**Written task**
All of the data should be repeated exactly; pictures are not part of the copy.
::: Given data
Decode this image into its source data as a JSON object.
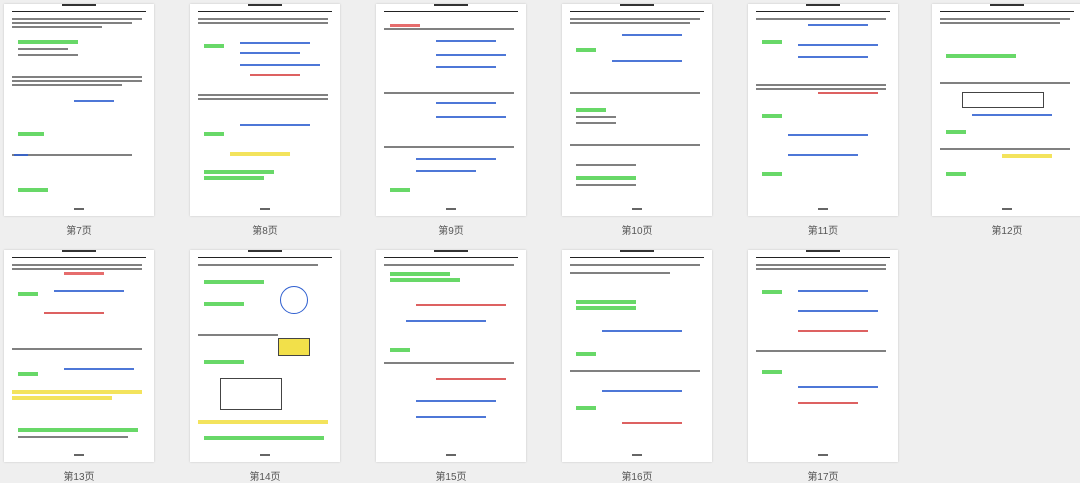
{
  "thumbnails": [
    {
      "label": "第7页"
    },
    {
      "label": "第8页"
    },
    {
      "label": "第9页"
    },
    {
      "label": "第10页"
    },
    {
      "label": "第11页"
    },
    {
      "label": "第12页"
    },
    {
      "label": "第13页"
    },
    {
      "label": "第14页"
    },
    {
      "label": "第15页"
    },
    {
      "label": "第16页"
    },
    {
      "label": "第17页"
    }
  ],
  "colors": {
    "background": "#efefef",
    "page": "#ffffff",
    "highlight_green": "#4dd14d",
    "highlight_yellow": "#f2e04a",
    "ink_blue": "#2f5fd0",
    "ink_red": "#d43a3a"
  }
}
::::::
**Solution for this task**
Decode this image into its source data as a JSON object.
{
  "thumbnails": [
    {
      "label": "第7页"
    },
    {
      "label": "第8页"
    },
    {
      "label": "第9页"
    },
    {
      "label": "第10页"
    },
    {
      "label": "第11页"
    },
    {
      "label": "第12页"
    },
    {
      "label": "第13页"
    },
    {
      "label": "第14页"
    },
    {
      "label": "第15页"
    },
    {
      "label": "第16页"
    },
    {
      "label": "第17页"
    }
  ],
  "colors": {
    "background": "#efefef",
    "page": "#ffffff",
    "highlight_green": "#4dd14d",
    "highlight_yellow": "#f2e04a",
    "ink_blue": "#2f5fd0",
    "ink_red": "#d43a3a"
  }
}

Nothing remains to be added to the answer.